**Extrait**

Afrique c'est un nom de femme
De Maputo à Casablanca, quel réalisateur ne rêve de brandir un jour, face aux medias du monde entier, les deux distinctions les plus prestigieuses du cinéma africain ? Décernées alternativement, chaque année, à Carthage à Ouagadougou, elles sont un motif de fierté pour le récipiendaire et pour son pays, elles lui apportent une intense satisfaction et peuvent le venger en un bref instant de longues heures de souffrances, de frustrations et de doute.
Il est intéressant de noter que les symboles de cette excellence cinématographique sont deux figures mythiques de femmes africaines : la Déesse Tanit et la Princesse Yenenga. Juste retour des choses, a-t-on envie de dire, car dès l’origine – que l’on pense à “La Noire de…” - le cinéma africain a placé la question féminine au centre de ses préoccupations. Les films de Med Hondo, Souleymane Cissé, Henri Duparc ou Djibril Diop Mambety – entre autres grands noms du – seraient difficiles à comprendre sans une prise en compte de leur parti-pris, manifeste ou latent, en faveur de leurs personnages féminins. “Mère-bi”, le récent document documentaire, aussi subjectif que réussi, d’Ousmane William Mbaye montre la persistance de cette obsession, à l’intérieur de chaque parcours mais aussi d’une époque à une autre.
En outre les femmes africaines ne se contentent plus, depuis plusieurs décennies d’être filmées. Elles ont leur mot à dire, sur elles-mêmes et sur le monde, et elles ne se lassent pas de le faire entendre, caméra au poing.
Comment expliquer dès lors la très faible présence des réalisatrices de notre continent sur les palmarès des Journées cinématographiques de Carthage et du Festival panafricain du cinéma et de la télévision de Ouagadougou ? Par une amère ironie de l’Histoire, ce sont en effet presque toujours des hommes qui, à « Carthage » ou à « Ouaga », lèvent vers le ciel, en signe de triomphe, les statuettes, aux visages de femmes, de Tanit et de Yenenga…
Certes dès 1972 l’inclassable Sarah Maldoror – Guyanaise mais aussi Africaine par son vécu militant, son inspiration et ses choix – remporte avec “Sambizanga” la plus haute récompense des JCC. Vingt deux longues années s’écouleront cependant avant que Les silences du palais de la Tunisienne Moufida Tlatli ne connaisse le même honneur. Dans l’intervalle Safi Faye (Fad’jal) aura dû se contenter en 1980 du Tanit de bronze.

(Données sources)
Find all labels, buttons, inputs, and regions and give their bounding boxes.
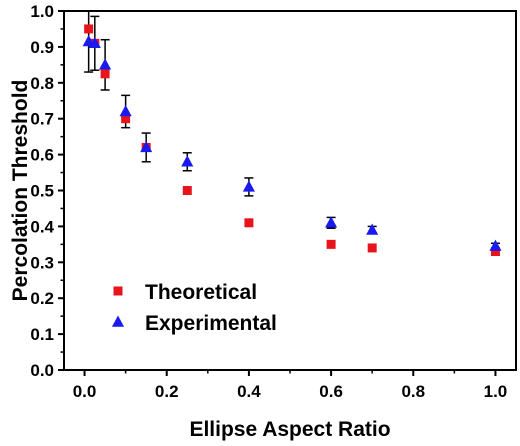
y-tick-label: 0.5 xyxy=(30,182,54,201)
experimental-point xyxy=(242,180,255,192)
x-tick-label: 0.4 xyxy=(237,382,261,401)
legend: Theoretical Experimental xyxy=(111,281,277,335)
x-tick-label: 1.0 xyxy=(484,382,508,401)
y-tick-label: 0.9 xyxy=(30,38,54,57)
y-tick-label: 0.0 xyxy=(30,361,54,380)
theoretical-point xyxy=(182,186,192,195)
experimental-point xyxy=(181,155,194,167)
x-axis: 0.0 0.2 0.4 0.6 0.8 1.0 xyxy=(73,370,508,401)
theoretical-point xyxy=(84,24,94,34)
experimental-point xyxy=(489,239,502,251)
y-tick-label: 0.1 xyxy=(30,325,54,344)
y-tick-label: 1.0 xyxy=(30,2,54,21)
x-axis-title: Ellipse Aspect Ratio xyxy=(189,418,390,441)
y-tick-label: 0.7 xyxy=(30,110,54,129)
x-tick-label: 0.0 xyxy=(73,382,97,401)
experimental-point xyxy=(325,216,338,228)
y-tick-label: 0.6 xyxy=(30,146,54,165)
legend-label: Theoretical xyxy=(145,281,257,304)
y-tick-label: 0.8 xyxy=(30,74,54,93)
theoretical-point xyxy=(244,218,254,228)
experimental-point xyxy=(366,223,379,235)
plot-frame xyxy=(63,10,517,371)
data-marks xyxy=(82,24,502,257)
legend-square-icon xyxy=(113,286,123,296)
y-axis: 0.0 0.1 0.2 0.3 0.4 0.5 0.6 0.7 0.8 0.9 1.0 xyxy=(30,2,64,380)
experimental-point xyxy=(119,105,132,117)
y-tick-label: 0.2 xyxy=(30,289,54,308)
experimental-point xyxy=(99,58,112,70)
y-tick-label: 0.3 xyxy=(30,253,54,272)
legend-label: Experimental xyxy=(145,312,277,335)
y-tick-label: 0.4 xyxy=(30,217,54,236)
x-tick-label: 0.2 xyxy=(155,382,179,401)
y-axis-title: Percolation Threshold xyxy=(9,80,32,302)
plot-border xyxy=(63,10,517,371)
legend-triangle-icon xyxy=(111,315,125,327)
experimental-point xyxy=(88,36,101,49)
theoretical-point xyxy=(100,69,110,79)
x-tick-label: 0.6 xyxy=(319,382,343,401)
theoretical-point xyxy=(121,114,131,124)
theoretical-point xyxy=(326,239,336,249)
error-bars xyxy=(84,10,500,250)
x-tick-label: 0.8 xyxy=(401,382,425,401)
theoretical-point xyxy=(367,243,377,253)
theoretical-point xyxy=(490,247,500,257)
experimental-point xyxy=(140,140,153,153)
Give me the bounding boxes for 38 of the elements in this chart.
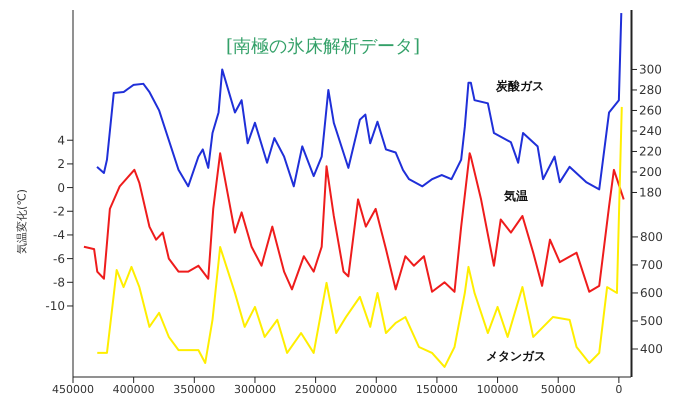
y-tick-label: -4 xyxy=(53,228,65,242)
y-tick-label: 2 xyxy=(57,157,65,172)
x-tick-label: 50000 xyxy=(540,382,576,396)
line-series xyxy=(82,152,625,293)
y2-tick-label: 300 xyxy=(639,62,662,77)
y2-tick-label: 180 xyxy=(639,186,662,200)
x-tick-label: 300000 xyxy=(234,382,276,396)
x-tick-label: 150000 xyxy=(416,382,458,396)
text: [南極の氷床解析データ] xyxy=(224,35,422,58)
y-axis-title: 気温変化(℃) xyxy=(14,188,30,256)
y-tick-label: -8 xyxy=(53,276,65,290)
series-label: 炭酸ガス xyxy=(496,78,544,95)
x-tick-label: 250000 xyxy=(294,382,337,396)
y2-tick-label: 260 xyxy=(639,104,662,118)
y-tick-label: 0 xyxy=(57,180,65,195)
x-tick-label: 0 xyxy=(615,382,622,396)
y-tick-label: -6 xyxy=(53,252,65,266)
y3-tick-label: 700 xyxy=(640,258,663,272)
series-label: 気温 xyxy=(504,188,528,205)
y3-tick-label: 800 xyxy=(640,230,663,244)
y3-tick-label: 400 xyxy=(640,342,663,356)
y3-tick-label: 500 xyxy=(640,314,663,328)
y-tick-label: -10 xyxy=(45,299,65,314)
x-tick-label: 100000 xyxy=(476,382,519,396)
x-tick-label: 350000 xyxy=(173,382,216,396)
line-series xyxy=(96,106,623,368)
y-tick-label: 4 xyxy=(57,133,65,148)
y2-tick-label: 240 xyxy=(639,124,662,138)
series-label: メタンガス xyxy=(486,348,546,365)
x-tick-label: 450000 xyxy=(52,382,94,396)
y-tick-label: -2 xyxy=(53,204,65,219)
y2-tick-label: 220 xyxy=(639,144,662,159)
x-tick-label: 400000 xyxy=(112,382,155,396)
line-series xyxy=(96,12,622,190)
x-tick-label: 200000 xyxy=(355,382,398,396)
y3-tick-label: 600 xyxy=(640,286,663,300)
y2-tick-label: 280 xyxy=(639,83,662,98)
y2-tick-label: 200 xyxy=(639,165,662,180)
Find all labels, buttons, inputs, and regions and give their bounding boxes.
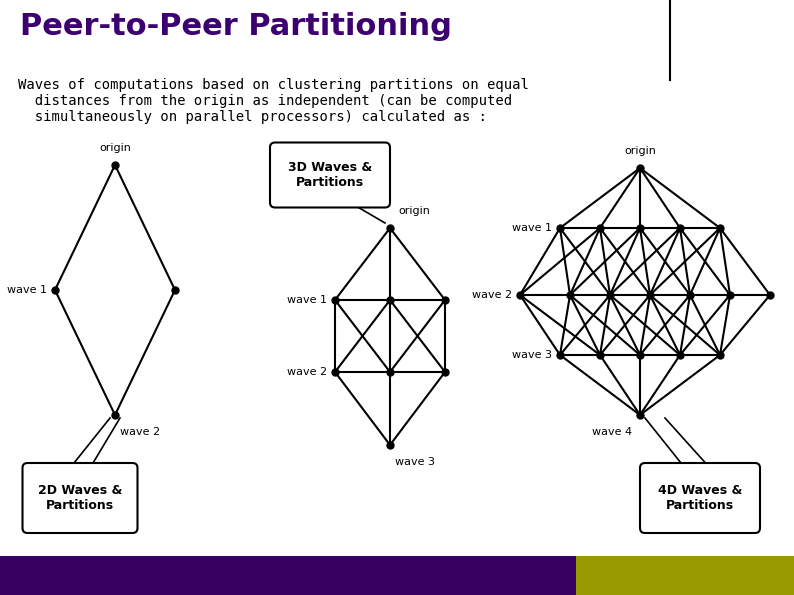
- Text: origin: origin: [624, 146, 656, 156]
- Text: wave 3: wave 3: [512, 350, 552, 360]
- Text: wave 1: wave 1: [7, 285, 47, 295]
- FancyBboxPatch shape: [640, 463, 760, 533]
- Text: origin: origin: [398, 206, 430, 216]
- Text: wave 4: wave 4: [592, 427, 632, 437]
- FancyBboxPatch shape: [270, 142, 390, 208]
- Text: 3D Waves &
Partitions: 3D Waves & Partitions: [288, 161, 372, 189]
- Text: wave 2: wave 2: [287, 367, 327, 377]
- FancyBboxPatch shape: [22, 463, 137, 533]
- Text: origin: origin: [99, 143, 131, 153]
- Bar: [576, 556, 794, 595]
- Text: wave 2: wave 2: [120, 427, 160, 437]
- Text: wave 1: wave 1: [512, 223, 552, 233]
- Text: 2D Waves &
Partitions: 2D Waves & Partitions: [38, 484, 122, 512]
- Text: wave 3: wave 3: [395, 457, 435, 467]
- Text: 4D Waves &
Partitions: 4D Waves & Partitions: [657, 484, 742, 512]
- Text: Waves of computations based on clustering partitions on equal
  distances from t: Waves of computations based on clusterin…: [18, 78, 529, 124]
- Text: Peer-to-Peer Partitioning: Peer-to-Peer Partitioning: [20, 12, 452, 41]
- Text: wave 1: wave 1: [287, 295, 327, 305]
- Text: wave 2: wave 2: [472, 290, 512, 300]
- Bar: [0, 556, 576, 595]
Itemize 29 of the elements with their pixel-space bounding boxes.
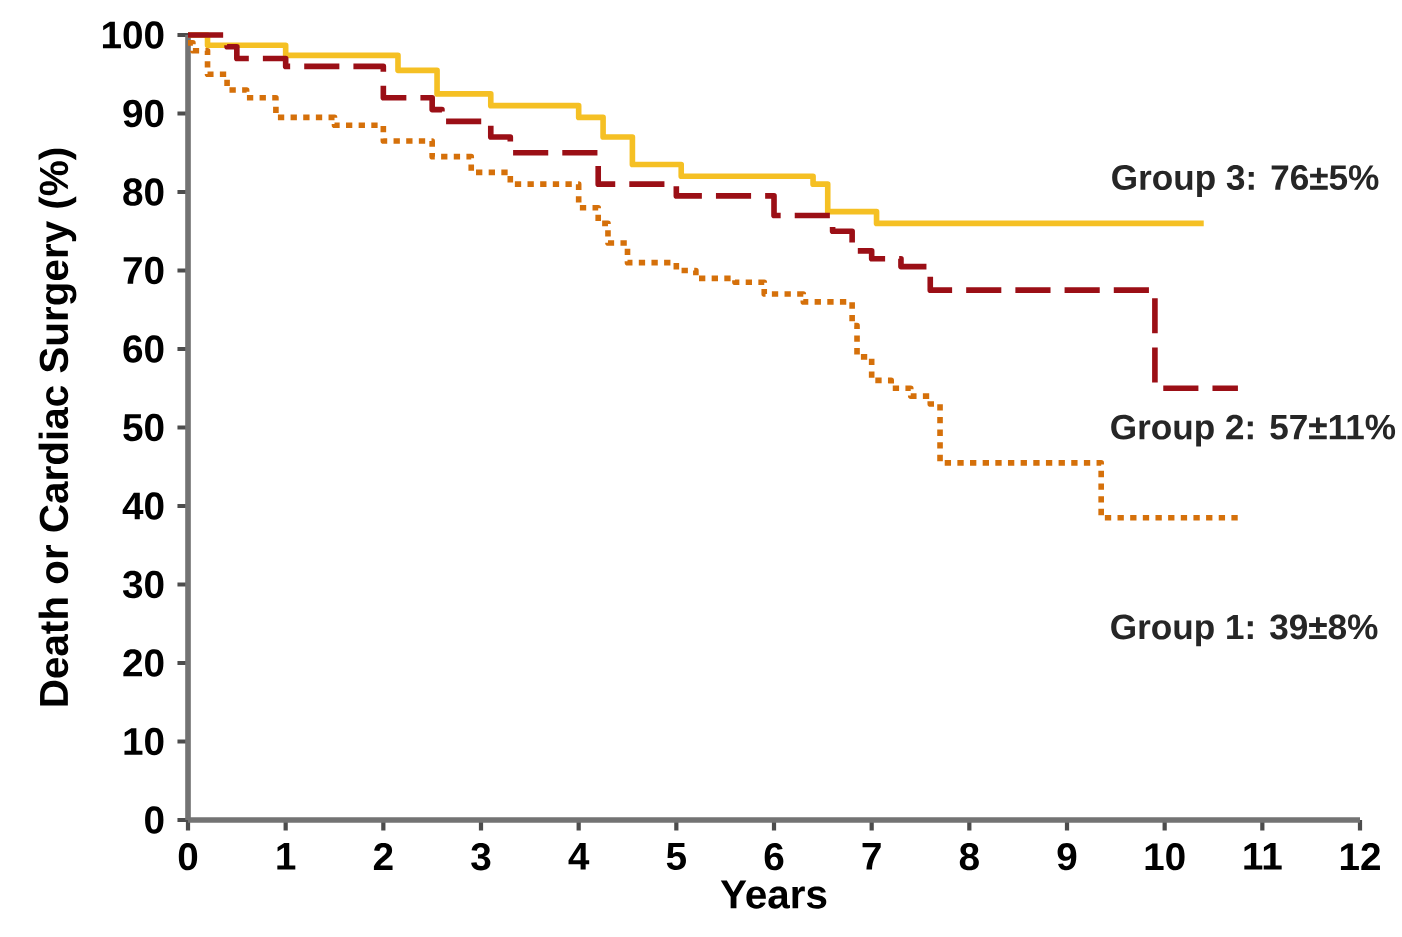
y-tick-label: 100 [102, 21, 164, 49]
x-tick-label: 10 [1145, 843, 1185, 871]
series-label: Group 2: 57±11% [1111, 414, 1396, 447]
y-tick-label: 50 [123, 413, 164, 442]
y-tick-label: 60 [123, 335, 164, 363]
y-tick-label: 20 [123, 649, 164, 677]
x-tick-label: 0 [178, 843, 198, 871]
x-tick-label: 1 [277, 843, 296, 870]
x-tick-label: 7 [862, 843, 881, 870]
y-tick-label: 90 [123, 99, 164, 128]
y-tick-label: 30 [122, 570, 164, 599]
x-tick-label: 12 [1340, 843, 1380, 870]
y-tick-label: 40 [122, 492, 164, 520]
x-tick-label: 3 [471, 843, 491, 871]
y-tick-label: 0 [145, 806, 164, 834]
x-tick-label: 2 [373, 843, 393, 870]
x-tick-label: 11 [1244, 843, 1282, 870]
series-label: Group 3: 76±5% [1112, 165, 1379, 197]
text: Group 1: 39±8% [1111, 614, 1378, 647]
x-axis-title: Years [720, 880, 827, 909]
x-tick-label: 9 [1057, 843, 1077, 871]
y-tick-label: 10 [124, 727, 164, 756]
x-tick-label: 8 [959, 843, 979, 871]
y-axis-title: Death or Cardiac Surgery (%) [38, 148, 77, 706]
y-tick-label: 70 [123, 256, 164, 285]
x-tick-label: 6 [764, 843, 784, 871]
y-tick-label: 80 [123, 178, 164, 206]
x-tick-label: 4 [568, 843, 590, 870]
x-tick-label: 5 [666, 843, 686, 870]
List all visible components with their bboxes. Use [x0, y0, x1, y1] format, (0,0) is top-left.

**Liste des exercices**
1 - Résumez en deux phrases l'extrait sur les femmes et le cinéma africain.
2 - Répondez brièvement à ces questions sur l'extrait.
(a) Avec quel film Sarah Maldoror remporte-t-elle en 1972 la plus haute récompense des JCC ?
(b) Quelle distinction Safi Faye obtient-elle en 1980 ?
(c) Qui est l'auteur du documentaire « Mère-bi » ?
3 - Relevez tous les titres de films cités dans l'extrait.
Les items constituent un matériau indépendant de l'extrait.

**Corrigé des exercices**
1 - Les deux plus prestigieuses distinctions du cinéma africain, décernées à Carthage et à Ouagadougou, ont pour symboles deux figures mythiques de femmes africaines, la Déesse Tanit et la Princesse Yenenga, et le cinéma africain a placé dès l'origine la question féminine au centre de ses préoccupations. Pourtant, les réalisatrices africaines sont très peu présentes sur les palmarès des Journées cinématographiques de Carthage et du Fespaco, où ce sont presque toujours des hommes qui lèvent les statuettes.

2 -
(a) Avec « Sambizanga ».
(b) Le Tanit de bronze, pour « Fad'jal ».
(c) Ousmane William Mbaye.

3 -
- La Noire de…
- Mère-bi
- Sambizanga
- Les silences du palais
- Fad'jal